**Your objective:** Say how many lines contain the word "this" and give no other text.

(Stored data entries)
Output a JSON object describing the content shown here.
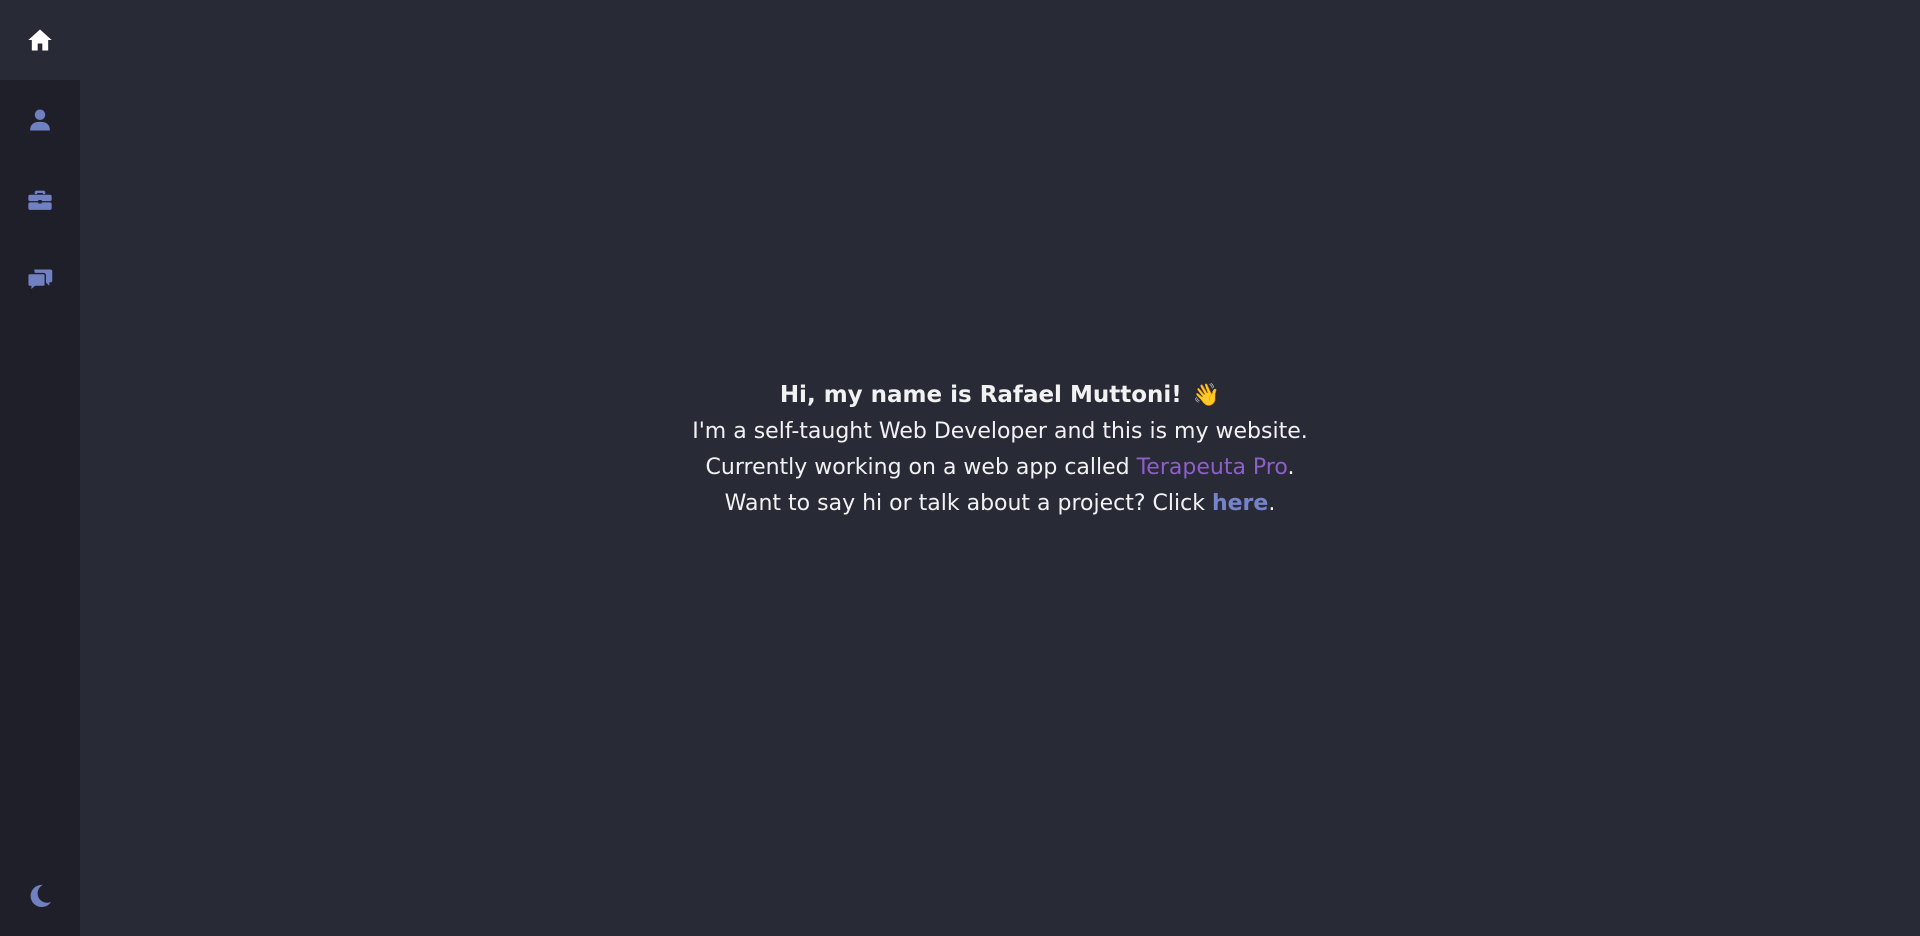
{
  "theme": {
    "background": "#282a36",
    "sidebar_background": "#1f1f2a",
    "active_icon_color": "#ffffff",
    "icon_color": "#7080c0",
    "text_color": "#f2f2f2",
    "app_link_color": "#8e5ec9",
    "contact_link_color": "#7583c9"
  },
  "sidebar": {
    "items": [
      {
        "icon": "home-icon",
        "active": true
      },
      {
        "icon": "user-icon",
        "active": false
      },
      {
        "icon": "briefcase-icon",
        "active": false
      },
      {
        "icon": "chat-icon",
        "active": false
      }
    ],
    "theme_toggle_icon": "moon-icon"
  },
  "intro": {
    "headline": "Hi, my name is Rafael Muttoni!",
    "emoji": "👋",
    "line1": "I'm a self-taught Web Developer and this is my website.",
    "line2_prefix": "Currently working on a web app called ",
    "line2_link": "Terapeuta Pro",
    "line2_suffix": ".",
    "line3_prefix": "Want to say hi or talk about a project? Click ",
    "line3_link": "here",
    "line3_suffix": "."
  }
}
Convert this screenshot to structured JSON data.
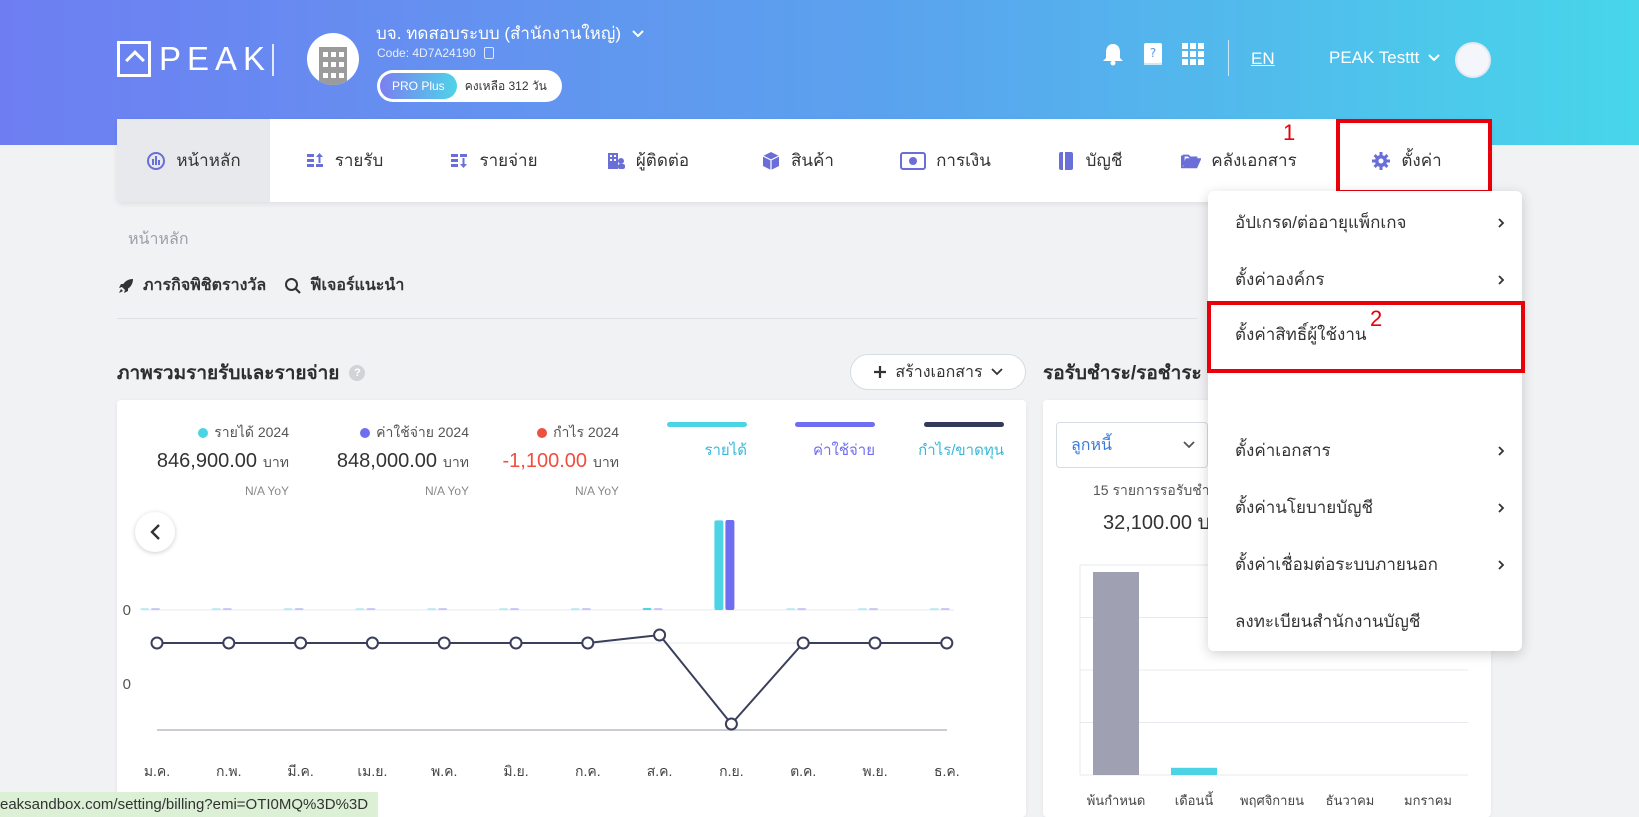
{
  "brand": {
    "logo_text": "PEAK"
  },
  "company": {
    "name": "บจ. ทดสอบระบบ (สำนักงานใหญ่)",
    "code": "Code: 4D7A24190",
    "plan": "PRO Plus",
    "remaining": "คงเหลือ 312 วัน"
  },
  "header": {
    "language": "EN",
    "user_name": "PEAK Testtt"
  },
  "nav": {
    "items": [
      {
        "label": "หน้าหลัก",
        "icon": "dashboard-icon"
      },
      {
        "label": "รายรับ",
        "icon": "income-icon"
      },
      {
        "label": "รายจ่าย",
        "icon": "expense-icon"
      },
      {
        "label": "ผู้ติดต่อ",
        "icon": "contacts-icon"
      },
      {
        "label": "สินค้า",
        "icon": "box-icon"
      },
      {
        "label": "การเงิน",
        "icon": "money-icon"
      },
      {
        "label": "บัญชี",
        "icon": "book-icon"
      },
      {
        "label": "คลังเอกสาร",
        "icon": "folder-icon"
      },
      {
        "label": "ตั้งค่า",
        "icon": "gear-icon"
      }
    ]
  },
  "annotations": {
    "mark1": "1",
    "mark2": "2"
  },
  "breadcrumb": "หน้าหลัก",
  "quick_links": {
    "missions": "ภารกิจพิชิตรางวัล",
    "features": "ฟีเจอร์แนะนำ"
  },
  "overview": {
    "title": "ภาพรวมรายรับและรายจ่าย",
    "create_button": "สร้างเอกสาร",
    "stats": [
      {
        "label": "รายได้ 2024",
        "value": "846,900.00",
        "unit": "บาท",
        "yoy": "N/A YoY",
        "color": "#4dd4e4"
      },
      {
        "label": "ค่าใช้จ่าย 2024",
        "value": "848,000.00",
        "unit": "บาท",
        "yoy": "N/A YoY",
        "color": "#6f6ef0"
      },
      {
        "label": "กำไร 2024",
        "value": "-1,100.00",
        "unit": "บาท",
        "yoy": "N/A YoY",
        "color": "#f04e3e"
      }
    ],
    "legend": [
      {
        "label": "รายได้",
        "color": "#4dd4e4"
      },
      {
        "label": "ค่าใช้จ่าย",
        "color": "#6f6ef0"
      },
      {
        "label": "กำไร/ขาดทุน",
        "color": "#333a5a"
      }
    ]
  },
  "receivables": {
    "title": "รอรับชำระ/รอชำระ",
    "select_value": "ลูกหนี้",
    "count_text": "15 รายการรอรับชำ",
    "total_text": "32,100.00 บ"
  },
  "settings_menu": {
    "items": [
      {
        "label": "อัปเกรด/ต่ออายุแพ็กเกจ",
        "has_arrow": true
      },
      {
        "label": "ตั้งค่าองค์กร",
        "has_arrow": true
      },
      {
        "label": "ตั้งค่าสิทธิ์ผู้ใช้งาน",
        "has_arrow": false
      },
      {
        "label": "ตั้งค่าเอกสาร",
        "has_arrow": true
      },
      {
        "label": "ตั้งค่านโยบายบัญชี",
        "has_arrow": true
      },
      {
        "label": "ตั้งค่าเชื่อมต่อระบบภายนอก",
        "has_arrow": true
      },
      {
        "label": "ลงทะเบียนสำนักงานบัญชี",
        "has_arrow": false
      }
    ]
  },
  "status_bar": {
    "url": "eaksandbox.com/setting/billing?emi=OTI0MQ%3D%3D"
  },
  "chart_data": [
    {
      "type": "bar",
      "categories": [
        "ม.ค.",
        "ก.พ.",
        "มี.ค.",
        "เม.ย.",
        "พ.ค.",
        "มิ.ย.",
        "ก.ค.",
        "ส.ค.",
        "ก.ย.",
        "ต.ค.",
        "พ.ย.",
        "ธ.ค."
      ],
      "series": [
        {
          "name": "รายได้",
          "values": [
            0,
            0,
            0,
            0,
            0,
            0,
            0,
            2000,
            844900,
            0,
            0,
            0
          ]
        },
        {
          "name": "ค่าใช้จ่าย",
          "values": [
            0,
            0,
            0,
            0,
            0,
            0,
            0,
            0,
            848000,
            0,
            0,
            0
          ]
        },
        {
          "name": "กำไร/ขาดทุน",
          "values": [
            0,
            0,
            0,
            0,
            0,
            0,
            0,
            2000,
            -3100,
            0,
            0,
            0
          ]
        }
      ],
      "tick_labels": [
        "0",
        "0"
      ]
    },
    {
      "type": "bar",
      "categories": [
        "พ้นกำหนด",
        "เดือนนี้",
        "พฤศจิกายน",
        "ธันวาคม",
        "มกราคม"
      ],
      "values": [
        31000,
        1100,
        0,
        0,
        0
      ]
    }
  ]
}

**Right answer:** 2